# Set exercise
Filter this material down to the lines that hold "your", copying each one.

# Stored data
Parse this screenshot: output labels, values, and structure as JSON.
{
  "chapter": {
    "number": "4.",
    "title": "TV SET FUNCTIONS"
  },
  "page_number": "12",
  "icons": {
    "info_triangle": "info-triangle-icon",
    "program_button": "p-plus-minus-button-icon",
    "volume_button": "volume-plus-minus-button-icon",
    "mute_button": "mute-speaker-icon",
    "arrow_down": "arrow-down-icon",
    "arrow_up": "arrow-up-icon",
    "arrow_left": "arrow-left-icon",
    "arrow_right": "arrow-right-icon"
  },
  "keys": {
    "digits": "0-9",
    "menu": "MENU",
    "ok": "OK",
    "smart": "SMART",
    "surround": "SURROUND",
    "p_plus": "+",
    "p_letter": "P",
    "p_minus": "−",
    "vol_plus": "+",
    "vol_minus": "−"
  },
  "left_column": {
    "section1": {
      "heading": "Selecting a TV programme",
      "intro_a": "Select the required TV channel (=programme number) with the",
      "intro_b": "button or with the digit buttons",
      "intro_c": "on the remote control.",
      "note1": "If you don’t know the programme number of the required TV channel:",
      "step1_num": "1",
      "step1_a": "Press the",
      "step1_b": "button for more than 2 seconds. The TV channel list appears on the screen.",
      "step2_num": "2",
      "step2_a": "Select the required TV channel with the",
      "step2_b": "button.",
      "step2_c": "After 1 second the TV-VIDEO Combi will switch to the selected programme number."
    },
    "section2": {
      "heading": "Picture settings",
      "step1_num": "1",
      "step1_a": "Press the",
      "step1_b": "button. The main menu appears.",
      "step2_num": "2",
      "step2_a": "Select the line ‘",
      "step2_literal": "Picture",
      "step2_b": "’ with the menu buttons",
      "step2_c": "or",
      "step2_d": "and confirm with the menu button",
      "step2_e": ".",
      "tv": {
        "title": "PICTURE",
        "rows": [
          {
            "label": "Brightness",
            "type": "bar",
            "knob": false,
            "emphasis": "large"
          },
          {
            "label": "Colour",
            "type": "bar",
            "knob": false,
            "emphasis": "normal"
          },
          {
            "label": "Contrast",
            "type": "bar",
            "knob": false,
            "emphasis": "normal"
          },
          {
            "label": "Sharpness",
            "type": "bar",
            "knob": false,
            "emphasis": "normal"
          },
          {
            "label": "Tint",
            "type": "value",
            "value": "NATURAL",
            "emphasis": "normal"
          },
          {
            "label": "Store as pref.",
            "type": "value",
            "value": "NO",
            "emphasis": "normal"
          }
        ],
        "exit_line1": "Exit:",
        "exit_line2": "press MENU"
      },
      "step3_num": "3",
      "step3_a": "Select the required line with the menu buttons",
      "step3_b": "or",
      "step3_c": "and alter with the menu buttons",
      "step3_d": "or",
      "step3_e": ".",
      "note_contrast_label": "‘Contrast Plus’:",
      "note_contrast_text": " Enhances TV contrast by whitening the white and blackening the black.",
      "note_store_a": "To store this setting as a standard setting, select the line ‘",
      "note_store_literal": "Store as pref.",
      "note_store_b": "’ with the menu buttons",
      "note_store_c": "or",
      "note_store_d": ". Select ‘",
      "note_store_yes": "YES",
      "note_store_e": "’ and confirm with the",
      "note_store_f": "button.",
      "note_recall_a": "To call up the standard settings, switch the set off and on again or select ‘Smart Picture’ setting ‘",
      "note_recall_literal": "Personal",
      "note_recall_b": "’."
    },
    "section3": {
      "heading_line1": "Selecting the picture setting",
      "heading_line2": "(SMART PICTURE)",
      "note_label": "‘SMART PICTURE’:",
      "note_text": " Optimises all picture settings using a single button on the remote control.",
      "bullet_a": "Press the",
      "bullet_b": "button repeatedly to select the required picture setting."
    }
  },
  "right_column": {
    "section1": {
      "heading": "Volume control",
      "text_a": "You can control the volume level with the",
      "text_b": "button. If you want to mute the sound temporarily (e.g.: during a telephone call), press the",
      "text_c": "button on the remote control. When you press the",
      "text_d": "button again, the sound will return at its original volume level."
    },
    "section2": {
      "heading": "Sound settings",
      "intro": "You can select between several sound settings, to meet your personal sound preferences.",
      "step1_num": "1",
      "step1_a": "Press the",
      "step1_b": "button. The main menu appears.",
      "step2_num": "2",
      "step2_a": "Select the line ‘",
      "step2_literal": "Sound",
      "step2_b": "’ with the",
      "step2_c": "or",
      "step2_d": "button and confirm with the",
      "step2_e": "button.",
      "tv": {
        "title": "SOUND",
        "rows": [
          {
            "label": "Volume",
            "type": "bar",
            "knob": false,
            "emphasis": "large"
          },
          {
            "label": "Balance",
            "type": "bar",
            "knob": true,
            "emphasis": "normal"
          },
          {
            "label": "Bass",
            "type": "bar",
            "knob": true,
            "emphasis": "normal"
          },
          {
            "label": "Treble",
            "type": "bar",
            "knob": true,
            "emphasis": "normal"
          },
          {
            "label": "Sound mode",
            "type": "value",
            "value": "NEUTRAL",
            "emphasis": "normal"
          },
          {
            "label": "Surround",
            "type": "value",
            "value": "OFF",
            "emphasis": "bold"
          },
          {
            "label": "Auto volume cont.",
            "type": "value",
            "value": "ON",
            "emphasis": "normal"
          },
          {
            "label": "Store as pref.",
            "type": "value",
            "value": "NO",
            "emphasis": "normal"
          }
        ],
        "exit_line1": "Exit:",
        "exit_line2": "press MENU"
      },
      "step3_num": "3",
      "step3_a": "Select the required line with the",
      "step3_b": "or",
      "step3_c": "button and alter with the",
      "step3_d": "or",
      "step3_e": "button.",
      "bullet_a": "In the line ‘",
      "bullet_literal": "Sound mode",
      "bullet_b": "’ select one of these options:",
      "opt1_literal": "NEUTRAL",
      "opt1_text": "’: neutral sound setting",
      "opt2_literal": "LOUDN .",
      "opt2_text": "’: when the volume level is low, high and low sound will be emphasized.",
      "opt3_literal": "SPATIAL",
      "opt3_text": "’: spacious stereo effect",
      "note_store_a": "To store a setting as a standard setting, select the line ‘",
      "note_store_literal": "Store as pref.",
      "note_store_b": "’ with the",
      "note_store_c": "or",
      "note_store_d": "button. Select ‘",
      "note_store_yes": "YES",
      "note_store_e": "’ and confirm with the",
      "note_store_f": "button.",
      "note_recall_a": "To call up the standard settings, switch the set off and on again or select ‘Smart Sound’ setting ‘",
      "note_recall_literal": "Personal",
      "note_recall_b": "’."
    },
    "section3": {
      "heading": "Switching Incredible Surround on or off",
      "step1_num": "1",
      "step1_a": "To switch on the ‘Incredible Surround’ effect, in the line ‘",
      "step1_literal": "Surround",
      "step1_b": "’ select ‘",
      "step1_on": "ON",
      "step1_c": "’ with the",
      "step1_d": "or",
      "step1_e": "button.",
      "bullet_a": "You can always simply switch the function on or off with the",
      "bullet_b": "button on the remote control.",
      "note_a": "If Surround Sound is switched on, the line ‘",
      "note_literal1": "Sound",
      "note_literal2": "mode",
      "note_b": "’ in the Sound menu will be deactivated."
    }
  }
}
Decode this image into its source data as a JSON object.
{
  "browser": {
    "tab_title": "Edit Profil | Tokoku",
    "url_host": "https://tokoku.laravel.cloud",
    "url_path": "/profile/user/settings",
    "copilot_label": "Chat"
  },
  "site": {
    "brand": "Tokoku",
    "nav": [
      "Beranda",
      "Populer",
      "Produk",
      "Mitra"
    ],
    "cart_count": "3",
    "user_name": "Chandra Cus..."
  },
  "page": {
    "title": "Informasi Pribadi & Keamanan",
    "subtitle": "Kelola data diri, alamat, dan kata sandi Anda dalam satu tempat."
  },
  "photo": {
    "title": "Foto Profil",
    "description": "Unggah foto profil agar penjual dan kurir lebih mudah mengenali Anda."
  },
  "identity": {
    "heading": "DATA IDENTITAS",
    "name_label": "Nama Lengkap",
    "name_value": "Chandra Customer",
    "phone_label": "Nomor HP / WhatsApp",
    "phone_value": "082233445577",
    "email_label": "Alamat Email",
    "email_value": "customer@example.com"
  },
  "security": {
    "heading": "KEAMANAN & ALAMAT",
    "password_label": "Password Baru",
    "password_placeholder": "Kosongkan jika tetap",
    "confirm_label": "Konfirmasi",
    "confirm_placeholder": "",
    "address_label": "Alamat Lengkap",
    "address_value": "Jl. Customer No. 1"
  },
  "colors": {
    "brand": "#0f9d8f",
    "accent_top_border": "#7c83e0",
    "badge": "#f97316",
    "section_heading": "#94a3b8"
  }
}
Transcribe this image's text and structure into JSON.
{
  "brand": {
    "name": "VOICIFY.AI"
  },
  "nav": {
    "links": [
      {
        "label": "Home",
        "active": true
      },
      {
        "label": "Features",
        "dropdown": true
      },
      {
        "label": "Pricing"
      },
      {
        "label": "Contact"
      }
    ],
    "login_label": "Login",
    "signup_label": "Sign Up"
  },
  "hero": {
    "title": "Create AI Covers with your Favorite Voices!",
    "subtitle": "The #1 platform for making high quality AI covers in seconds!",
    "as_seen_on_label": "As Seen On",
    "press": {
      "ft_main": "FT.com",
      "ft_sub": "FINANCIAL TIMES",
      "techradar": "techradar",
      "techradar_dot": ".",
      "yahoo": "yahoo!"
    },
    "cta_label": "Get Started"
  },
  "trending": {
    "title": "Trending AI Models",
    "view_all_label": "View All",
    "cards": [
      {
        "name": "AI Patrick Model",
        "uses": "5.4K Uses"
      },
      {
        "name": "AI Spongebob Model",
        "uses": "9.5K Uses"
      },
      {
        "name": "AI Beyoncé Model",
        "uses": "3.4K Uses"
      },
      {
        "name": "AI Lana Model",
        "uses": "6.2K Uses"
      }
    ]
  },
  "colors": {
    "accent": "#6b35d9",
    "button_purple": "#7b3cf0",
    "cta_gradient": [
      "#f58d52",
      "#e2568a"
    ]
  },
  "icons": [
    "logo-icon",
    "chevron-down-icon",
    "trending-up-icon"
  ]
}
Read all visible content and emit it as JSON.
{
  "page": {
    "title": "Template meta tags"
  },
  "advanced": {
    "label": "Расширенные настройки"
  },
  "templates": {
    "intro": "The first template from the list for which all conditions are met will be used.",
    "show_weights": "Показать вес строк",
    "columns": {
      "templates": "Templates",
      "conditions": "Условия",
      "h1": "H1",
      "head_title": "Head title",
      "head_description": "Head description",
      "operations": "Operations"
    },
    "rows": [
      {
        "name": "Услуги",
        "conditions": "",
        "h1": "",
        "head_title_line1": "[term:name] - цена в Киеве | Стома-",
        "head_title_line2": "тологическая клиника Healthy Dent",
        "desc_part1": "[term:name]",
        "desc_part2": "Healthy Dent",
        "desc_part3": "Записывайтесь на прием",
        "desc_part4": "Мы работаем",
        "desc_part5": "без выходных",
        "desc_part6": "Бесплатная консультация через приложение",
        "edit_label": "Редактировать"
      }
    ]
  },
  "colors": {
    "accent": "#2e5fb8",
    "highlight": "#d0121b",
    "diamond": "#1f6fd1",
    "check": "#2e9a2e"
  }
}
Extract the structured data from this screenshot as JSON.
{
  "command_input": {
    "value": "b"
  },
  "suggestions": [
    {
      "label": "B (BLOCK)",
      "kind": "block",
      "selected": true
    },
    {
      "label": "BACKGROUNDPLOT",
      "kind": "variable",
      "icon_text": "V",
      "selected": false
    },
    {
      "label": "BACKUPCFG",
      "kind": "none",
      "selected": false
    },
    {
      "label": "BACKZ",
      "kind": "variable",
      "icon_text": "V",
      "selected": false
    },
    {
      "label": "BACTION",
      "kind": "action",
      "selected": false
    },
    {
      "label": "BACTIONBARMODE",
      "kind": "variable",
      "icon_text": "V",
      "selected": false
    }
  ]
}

# Final result
      "intro": "You can select between several sound settings, to meet your personal sound preferences.",
    "title": "Create AI Covers with your Favorite Voices!",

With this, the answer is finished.